THE REQUEST - In the text on tin ionization energies, what is the approximate difference between the 2nd and 1st ionization energies?

TEXT SECTION -
As you can see, the ionization energies increase monotonically, meaning that each subsequent step to higher charged cation is progressively harder. This means, that if only cation stability (in vacuum) was considered, first all available tin should produce tin (I) compound and only then move further. This is, obviously, not the case.

Still, if you are lazy, it is perfectly OK to go with notion of 'stable' valence states, that are quite easy to memorize. Standard electrode potentials are sometimes quite puzzling from uninvolved point of view and it is easier to use the tables without much thoughts about them.

Still, if we want a reasonably acceptable explanation. We can see, that difference between 2nd and 1st ionization energies (~7 eV) and between 3rd and 4th (~10) is lower than between 2nd and 3rd (~15). This suggests that (II) state should oxidize disproportionally harder. Since cations are stabilized by ion-dipole or ion-ion interactions that strengthens linearly with charge, this suggests extra stability of tin (II) ionic compounds comparing to (I) and (III).

DATASET EXTRACT -

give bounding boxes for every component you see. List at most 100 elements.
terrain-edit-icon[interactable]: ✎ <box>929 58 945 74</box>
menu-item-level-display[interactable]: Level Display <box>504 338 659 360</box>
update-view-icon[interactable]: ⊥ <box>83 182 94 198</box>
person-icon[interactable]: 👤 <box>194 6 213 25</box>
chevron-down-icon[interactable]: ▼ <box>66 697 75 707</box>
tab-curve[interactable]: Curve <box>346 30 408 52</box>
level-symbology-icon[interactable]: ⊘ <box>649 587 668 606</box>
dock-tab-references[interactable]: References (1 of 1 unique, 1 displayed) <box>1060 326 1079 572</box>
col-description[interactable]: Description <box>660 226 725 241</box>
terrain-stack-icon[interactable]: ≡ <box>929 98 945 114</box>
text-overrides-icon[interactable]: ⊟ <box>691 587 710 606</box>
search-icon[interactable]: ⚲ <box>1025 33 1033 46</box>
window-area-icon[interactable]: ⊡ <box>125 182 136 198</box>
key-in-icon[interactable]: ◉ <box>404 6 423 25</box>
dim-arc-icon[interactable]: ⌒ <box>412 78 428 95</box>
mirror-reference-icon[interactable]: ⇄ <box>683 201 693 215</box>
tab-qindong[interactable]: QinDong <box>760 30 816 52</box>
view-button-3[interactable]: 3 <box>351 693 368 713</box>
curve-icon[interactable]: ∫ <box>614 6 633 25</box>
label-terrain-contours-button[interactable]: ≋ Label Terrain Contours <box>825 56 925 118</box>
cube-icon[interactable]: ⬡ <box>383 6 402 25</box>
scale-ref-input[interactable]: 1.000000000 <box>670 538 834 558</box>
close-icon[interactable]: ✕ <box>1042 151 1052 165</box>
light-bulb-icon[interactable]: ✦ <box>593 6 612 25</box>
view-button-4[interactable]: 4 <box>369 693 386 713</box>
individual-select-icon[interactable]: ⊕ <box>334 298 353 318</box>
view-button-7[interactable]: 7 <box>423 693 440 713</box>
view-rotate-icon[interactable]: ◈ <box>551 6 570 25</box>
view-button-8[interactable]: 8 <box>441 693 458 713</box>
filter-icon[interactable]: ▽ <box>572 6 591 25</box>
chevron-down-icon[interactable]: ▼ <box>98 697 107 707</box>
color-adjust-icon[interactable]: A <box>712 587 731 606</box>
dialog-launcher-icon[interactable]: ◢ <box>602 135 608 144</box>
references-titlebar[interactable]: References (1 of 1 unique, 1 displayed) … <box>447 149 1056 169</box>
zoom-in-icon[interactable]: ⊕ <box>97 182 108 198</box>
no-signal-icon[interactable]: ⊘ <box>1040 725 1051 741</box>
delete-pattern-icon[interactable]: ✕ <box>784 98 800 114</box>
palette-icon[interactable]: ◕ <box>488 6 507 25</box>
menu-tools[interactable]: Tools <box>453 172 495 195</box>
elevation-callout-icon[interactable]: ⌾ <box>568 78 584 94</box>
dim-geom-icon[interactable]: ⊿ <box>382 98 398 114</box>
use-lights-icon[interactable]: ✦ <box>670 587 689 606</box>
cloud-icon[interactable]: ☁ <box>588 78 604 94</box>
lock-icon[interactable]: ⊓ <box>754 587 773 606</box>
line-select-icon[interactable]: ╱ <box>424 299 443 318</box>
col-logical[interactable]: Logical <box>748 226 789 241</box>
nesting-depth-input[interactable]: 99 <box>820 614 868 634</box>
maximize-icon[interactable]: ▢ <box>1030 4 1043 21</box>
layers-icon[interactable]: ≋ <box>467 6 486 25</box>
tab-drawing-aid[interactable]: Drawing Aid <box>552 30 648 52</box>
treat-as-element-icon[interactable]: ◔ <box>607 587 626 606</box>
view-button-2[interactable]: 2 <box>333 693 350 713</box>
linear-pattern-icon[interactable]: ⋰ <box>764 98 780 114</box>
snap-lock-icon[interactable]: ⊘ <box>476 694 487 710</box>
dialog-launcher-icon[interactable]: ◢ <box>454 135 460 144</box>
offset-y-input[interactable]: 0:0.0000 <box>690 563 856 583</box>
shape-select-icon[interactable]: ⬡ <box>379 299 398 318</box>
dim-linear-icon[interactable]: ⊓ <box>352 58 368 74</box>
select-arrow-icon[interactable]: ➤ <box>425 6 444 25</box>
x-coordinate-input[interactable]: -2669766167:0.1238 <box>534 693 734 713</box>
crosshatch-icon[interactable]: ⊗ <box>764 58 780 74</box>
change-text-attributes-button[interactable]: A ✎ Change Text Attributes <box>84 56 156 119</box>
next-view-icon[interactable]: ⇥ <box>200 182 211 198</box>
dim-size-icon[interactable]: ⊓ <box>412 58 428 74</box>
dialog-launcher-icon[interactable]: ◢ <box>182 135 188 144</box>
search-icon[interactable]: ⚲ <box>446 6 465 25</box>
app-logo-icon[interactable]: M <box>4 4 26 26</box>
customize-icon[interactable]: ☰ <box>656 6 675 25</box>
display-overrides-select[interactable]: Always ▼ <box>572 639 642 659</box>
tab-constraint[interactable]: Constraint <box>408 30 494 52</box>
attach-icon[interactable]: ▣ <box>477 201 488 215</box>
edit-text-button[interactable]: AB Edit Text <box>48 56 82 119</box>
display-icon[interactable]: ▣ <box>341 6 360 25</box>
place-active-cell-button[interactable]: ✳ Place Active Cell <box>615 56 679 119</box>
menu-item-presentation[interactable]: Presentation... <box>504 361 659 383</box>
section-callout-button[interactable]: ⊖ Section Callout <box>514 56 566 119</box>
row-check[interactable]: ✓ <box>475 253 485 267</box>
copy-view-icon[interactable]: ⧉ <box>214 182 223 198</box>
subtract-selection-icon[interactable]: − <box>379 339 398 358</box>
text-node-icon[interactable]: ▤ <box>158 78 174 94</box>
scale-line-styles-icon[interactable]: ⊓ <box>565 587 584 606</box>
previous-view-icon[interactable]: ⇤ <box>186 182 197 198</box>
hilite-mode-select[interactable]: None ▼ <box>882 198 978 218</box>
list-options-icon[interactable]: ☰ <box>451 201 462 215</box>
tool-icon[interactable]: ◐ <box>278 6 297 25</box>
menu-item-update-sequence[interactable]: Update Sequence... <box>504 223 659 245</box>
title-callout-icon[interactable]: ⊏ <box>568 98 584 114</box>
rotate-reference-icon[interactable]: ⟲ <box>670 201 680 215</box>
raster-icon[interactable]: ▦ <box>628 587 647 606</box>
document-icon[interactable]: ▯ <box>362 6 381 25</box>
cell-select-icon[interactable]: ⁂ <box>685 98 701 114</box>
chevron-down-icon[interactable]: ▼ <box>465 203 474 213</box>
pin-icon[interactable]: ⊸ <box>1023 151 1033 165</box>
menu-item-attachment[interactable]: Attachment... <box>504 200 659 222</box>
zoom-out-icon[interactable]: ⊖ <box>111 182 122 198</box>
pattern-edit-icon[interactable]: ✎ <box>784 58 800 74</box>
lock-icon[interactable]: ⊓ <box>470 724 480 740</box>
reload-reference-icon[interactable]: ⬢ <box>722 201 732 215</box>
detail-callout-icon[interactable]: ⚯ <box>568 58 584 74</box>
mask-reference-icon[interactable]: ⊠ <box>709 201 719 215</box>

COMPLETE ANSWER - About 7 eV.